• Short task
Take every line from the listing below that includes "Downloads" and copy it.

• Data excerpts
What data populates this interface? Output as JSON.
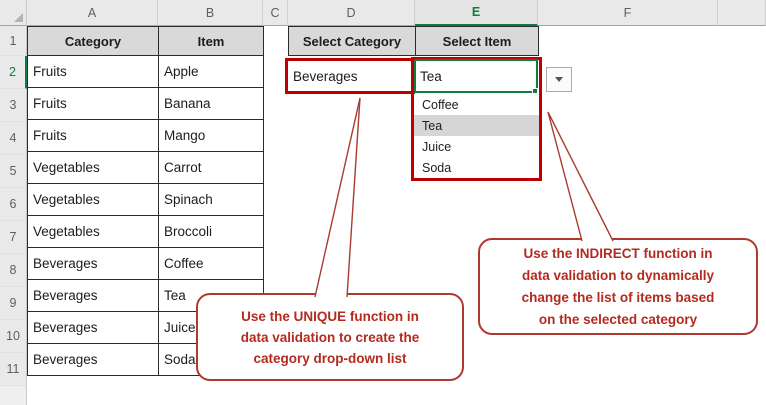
{
  "spreadsheet": {
    "column_letters": [
      "A",
      "B",
      "C",
      "D",
      "E",
      "F"
    ],
    "selected_column": "E",
    "row_numbers": [
      "1",
      "2",
      "3",
      "4",
      "5",
      "6",
      "7",
      "8",
      "9",
      "10",
      "11"
    ],
    "selected_row": "2",
    "table": {
      "headers": [
        "Category",
        "Item"
      ],
      "rows": [
        [
          "Fruits",
          "Apple"
        ],
        [
          "Fruits",
          "Banana"
        ],
        [
          "Fruits",
          "Mango"
        ],
        [
          "Vegetables",
          "Carrot"
        ],
        [
          "Vegetables",
          "Spinach"
        ],
        [
          "Vegetables",
          "Broccoli"
        ],
        [
          "Beverages",
          "Coffee"
        ],
        [
          "Beverages",
          "Tea"
        ],
        [
          "Beverages",
          "Juice"
        ],
        [
          "Beverages",
          "Soda"
        ]
      ]
    },
    "selectors": {
      "category_header": "Select Category",
      "item_header": "Select Item",
      "selected_category": "Beverages",
      "selected_item": "Tea"
    },
    "dropdown": {
      "items": [
        "Coffee",
        "Tea",
        "Juice",
        "Soda"
      ],
      "highlighted_item": "Tea",
      "arrow_icon": "dropdown-arrow"
    }
  },
  "callouts": {
    "unique": {
      "lines": [
        "Use the UNIQUE function in",
        "data validation to create the",
        "category drop-down list"
      ]
    },
    "indirect": {
      "lines": [
        "Use the INDIRECT function in",
        "data validation to dynamically",
        "change the list of items based",
        "on the selected category"
      ]
    }
  },
  "colors": {
    "annotation_red": "#C00000",
    "callout_border": "#AF392E",
    "callout_text": "#B32B1F",
    "excel_green": "#107C41",
    "header_cell_fill": "#D9D9D9",
    "chrome_fill": "#E9E9E9",
    "dropdown_highlight": "#D6D6D6"
  }
}
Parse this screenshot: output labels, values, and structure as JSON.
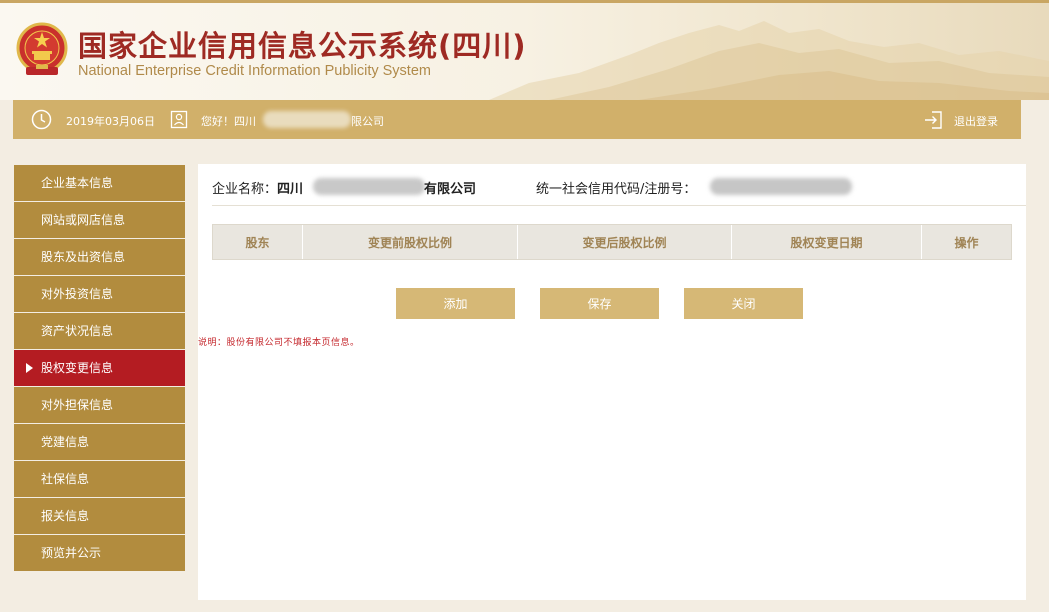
{
  "header": {
    "title_cn": "国家企业信用信息公示系统(四川)",
    "title_en": "National Enterprise Credit Information Publicity System"
  },
  "infobar": {
    "date": "2019年03月06日",
    "greeting_prefix": "您好！四川",
    "greeting_suffix": "限公司",
    "logout": "退出登录"
  },
  "sidebar": {
    "items": [
      {
        "label": "企业基本信息",
        "active": false
      },
      {
        "label": "网站或网店信息",
        "active": false
      },
      {
        "label": "股东及出资信息",
        "active": false
      },
      {
        "label": "对外投资信息",
        "active": false
      },
      {
        "label": "资产状况信息",
        "active": false
      },
      {
        "label": "股权变更信息",
        "active": true
      },
      {
        "label": "对外担保信息",
        "active": false
      },
      {
        "label": "党建信息",
        "active": false
      },
      {
        "label": "社保信息",
        "active": false
      },
      {
        "label": "报关信息",
        "active": false
      },
      {
        "label": "预览并公示",
        "active": false
      }
    ]
  },
  "main": {
    "company_label": "企业名称：",
    "company_prefix": "四川",
    "company_suffix": "有限公司",
    "code_label": "统一社会信用代码/注册号：",
    "table": {
      "columns": [
        "股东",
        "变更前股权比例",
        "变更后股权比例",
        "股权变更日期",
        "操作"
      ]
    },
    "buttons": {
      "add": "添加",
      "save": "保存",
      "close": "关闭"
    },
    "note": "说明：股份有限公司不填报本页信息。"
  },
  "colors": {
    "brand_red": "#9e2a23",
    "gold": "#d1b06a",
    "sidebar_gold": "#b28c3e",
    "active_red": "#b41c22"
  }
}
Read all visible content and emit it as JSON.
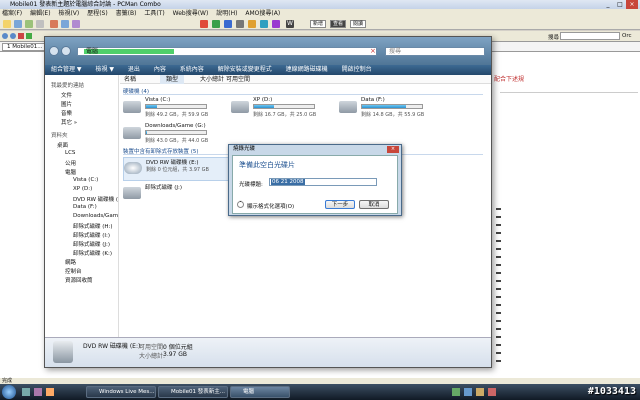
{
  "pcman": {
    "title": "Mobile01 發表新主題於電腦綜合討論 - PCMan Combo",
    "menu": [
      "檔案(F)",
      "編輯(E)",
      "檢視(V)",
      "歷程(S)",
      "書籤(B)",
      "工具(T)",
      "Web搜尋(W)",
      "說明(H)",
      "AMO搜尋(A)",
      "工具(T)",
      "說明(H)"
    ],
    "tab_label": "1 Mobile01...",
    "search_label": "搜尋",
    "search_value": "Orc",
    "toolbar_labels": [
      "新增",
      "查看",
      "閱讀"
    ],
    "status_text": "完成",
    "right_panel_text": "配合下述規"
  },
  "explorer": {
    "address": "電腦",
    "search_placeholder": "搜尋",
    "commands": [
      "組合管理 ▼",
      "檢視 ▼",
      "退出",
      "內容",
      "系統內容",
      "解除安裝或變更程式",
      "連線網路磁碟機",
      "開啟控制台"
    ],
    "nav": {
      "header": "我最愛的連結",
      "favorites": [
        "文件",
        "圖片",
        "音樂",
        "其它 »"
      ],
      "folders_label": "資料夾",
      "tree": [
        "桌面",
        "LCS",
        "公用",
        "電腦",
        "Vista (C:)",
        "XP (D:)",
        "DVD RW 磁碟機 (",
        "Data (F:)",
        "Downloads/Gam",
        "卸除式磁碟 (H:)",
        "卸除式磁碟 (I:)",
        "卸除式磁碟 (J:)",
        "卸除式磁碟 (K:)",
        "網路",
        "控制台",
        "資源回收筒"
      ]
    },
    "columns": [
      "名稱",
      "類型",
      "大小總計",
      "可用空間"
    ],
    "groups": {
      "hard_disks": "硬碟機 (4)",
      "removable": "裝置中含有卸除式存放裝置 (5)"
    },
    "drives": [
      {
        "name": "Vista (C:)",
        "free": "剩餘 49.2 GB，共 59.9 GB",
        "used": 0.18
      },
      {
        "name": "XP (D:)",
        "free": "剩餘 16.7 GB，共 25.0 GB",
        "used": 0.33
      },
      {
        "name": "Data (F:)",
        "free": "剩餘 14.8 GB，共 55.9 GB",
        "used": 0.74
      },
      {
        "name": "Downloads/Game (G:)",
        "free": "剩餘 43.0 GB，共 44.0 GB",
        "used": 0.02
      }
    ],
    "removable": [
      {
        "name": "DVD RW 磁碟機 (E:)",
        "free": "剩餘 0 位元組，共 3.97 GB"
      },
      {
        "name": "卸除式磁碟 (J:)",
        "free": ""
      }
    ],
    "details": {
      "name": "DVD RW 磁碟機 (E:)",
      "free_label": "可用空間:",
      "free_value": "0 個位元組",
      "total_label": "大小總計:",
      "total_value": "3.97 GB"
    }
  },
  "dialog": {
    "title": "燒錄光碟",
    "heading": "準備此空白光碟片",
    "label": "光碟標題:",
    "value": "06 21 2008",
    "options": "顯示格式化選項(O)",
    "next": "下一步",
    "cancel": "取消"
  },
  "taskbar": {
    "items": [
      "Windows Live Mes...",
      "Mobile01 發表新主...",
      "電腦"
    ]
  },
  "watermark": "#1033413"
}
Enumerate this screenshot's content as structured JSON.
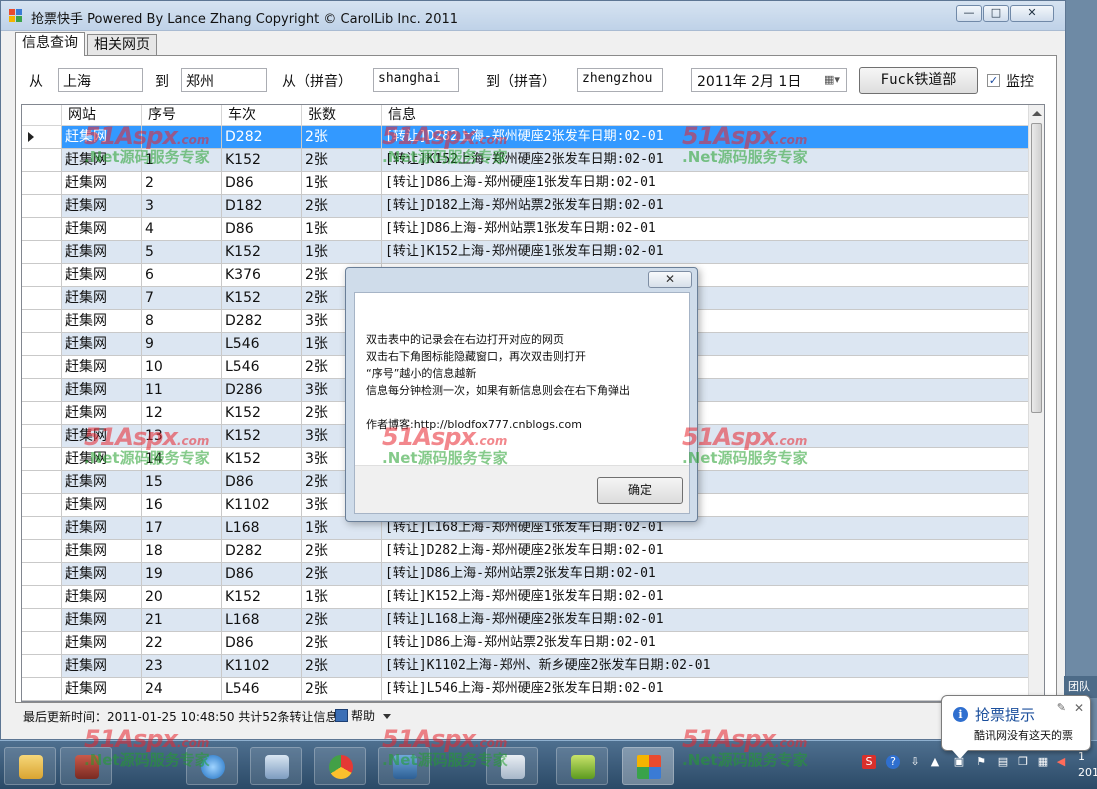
{
  "window": {
    "title": "抢票快手 Powered By Lance Zhang Copyright © CarolLib Inc. 2011",
    "min": "—",
    "max": "□",
    "close": "✕"
  },
  "tabs": [
    {
      "label": "信息查询"
    },
    {
      "label": "相关网页"
    }
  ],
  "search": {
    "from_label": "从",
    "from_value": "上海",
    "to_label": "到",
    "to_value": "郑州",
    "from_pinyin_label": "从（拼音）",
    "from_pinyin_value": "shanghai",
    "to_pinyin_label": "到（拼音）",
    "to_pinyin_value": "zhengzhou",
    "date_value": "2011年 2月 1日",
    "go_button": "Fuck铁道部",
    "monitor_label": "监控",
    "monitor_checked": "✓"
  },
  "grid": {
    "columns": [
      "网站",
      "序号",
      "车次",
      "张数",
      "信息"
    ],
    "rows": [
      {
        "site": "赶集网",
        "seq": "",
        "train": "D282",
        "count": "2张",
        "info": "[转让]D282上海-郑州硬座2张发车日期:02-01"
      },
      {
        "site": "赶集网",
        "seq": "1",
        "train": "K152",
        "count": "2张",
        "info": "[转让]K152上海-郑州硬座2张发车日期:02-01"
      },
      {
        "site": "赶集网",
        "seq": "2",
        "train": "D86",
        "count": "1张",
        "info": "[转让]D86上海-郑州硬座1张发车日期:02-01"
      },
      {
        "site": "赶集网",
        "seq": "3",
        "train": "D182",
        "count": "2张",
        "info": "[转让]D182上海-郑州站票2张发车日期:02-01"
      },
      {
        "site": "赶集网",
        "seq": "4",
        "train": "D86",
        "count": "1张",
        "info": "[转让]D86上海-郑州站票1张发车日期:02-01"
      },
      {
        "site": "赶集网",
        "seq": "5",
        "train": "K152",
        "count": "1张",
        "info": "[转让]K152上海-郑州硬座1张发车日期:02-01"
      },
      {
        "site": "赶集网",
        "seq": "6",
        "train": "K376",
        "count": "2张",
        "info": ""
      },
      {
        "site": "赶集网",
        "seq": "7",
        "train": "K152",
        "count": "2张",
        "info": ""
      },
      {
        "site": "赶集网",
        "seq": "8",
        "train": "D282",
        "count": "3张",
        "info": ""
      },
      {
        "site": "赶集网",
        "seq": "9",
        "train": "L546",
        "count": "1张",
        "info": ""
      },
      {
        "site": "赶集网",
        "seq": "10",
        "train": "L546",
        "count": "2张",
        "info": ""
      },
      {
        "site": "赶集网",
        "seq": "11",
        "train": "D286",
        "count": "3张",
        "info": ""
      },
      {
        "site": "赶集网",
        "seq": "12",
        "train": "K152",
        "count": "2张",
        "info": ""
      },
      {
        "site": "赶集网",
        "seq": "13",
        "train": "K152",
        "count": "3张",
        "info": ""
      },
      {
        "site": "赶集网",
        "seq": "14",
        "train": "K152",
        "count": "3张",
        "info": ""
      },
      {
        "site": "赶集网",
        "seq": "15",
        "train": "D86",
        "count": "2张",
        "info": ""
      },
      {
        "site": "赶集网",
        "seq": "16",
        "train": "K1102",
        "count": "3张",
        "info": ""
      },
      {
        "site": "赶集网",
        "seq": "17",
        "train": "L168",
        "count": "1张",
        "info": "[转让]L168上海-郑州硬座1张发车日期:02-01"
      },
      {
        "site": "赶集网",
        "seq": "18",
        "train": "D282",
        "count": "2张",
        "info": "[转让]D282上海-郑州硬座2张发车日期:02-01"
      },
      {
        "site": "赶集网",
        "seq": "19",
        "train": "D86",
        "count": "2张",
        "info": "[转让]D86上海-郑州站票2张发车日期:02-01"
      },
      {
        "site": "赶集网",
        "seq": "20",
        "train": "K152",
        "count": "1张",
        "info": "[转让]K152上海-郑州硬座1张发车日期:02-01"
      },
      {
        "site": "赶集网",
        "seq": "21",
        "train": "L168",
        "count": "2张",
        "info": "[转让]L168上海-郑州硬座2张发车日期:02-01"
      },
      {
        "site": "赶集网",
        "seq": "22",
        "train": "D86",
        "count": "2张",
        "info": "[转让]D86上海-郑州站票2张发车日期:02-01"
      },
      {
        "site": "赶集网",
        "seq": "23",
        "train": "K1102",
        "count": "2张",
        "info": "[转让]K1102上海-郑州、新乡硬座2张发车日期:02-01"
      },
      {
        "site": "赶集网",
        "seq": "24",
        "train": "L546",
        "count": "2张",
        "info": "[转让]L546上海-郑州硬座2张发车日期:02-01"
      }
    ]
  },
  "status": {
    "text": "最后更新时间：2011-01-25 10:48:50 共计52条转让信息",
    "help": "帮助"
  },
  "dialog": {
    "close": "✕",
    "lines": [
      "双击表中的记录会在右边打开对应的网页",
      "双击右下角图标能隐藏窗口，再次双击则打开",
      "“序号”越小的信息越新",
      "信息每分钟检测一次，如果有新信息则会在右下角弹出",
      "作者博客:http://blodfox777.cnblogs.com"
    ],
    "ok": "确定"
  },
  "balloon": {
    "title": "抢票提示",
    "text": "酷讯网没有这天的票",
    "close": "✕",
    "settings": "✎"
  },
  "watermark": {
    "logo": "51Aspx",
    "domain": ".com",
    "sub": ".Net源码服务专家"
  },
  "side_tab": "团队",
  "clock": "1\n201"
}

• Answer
        "Downloads/Gam",
        "name": "Downloads/Game (G:)",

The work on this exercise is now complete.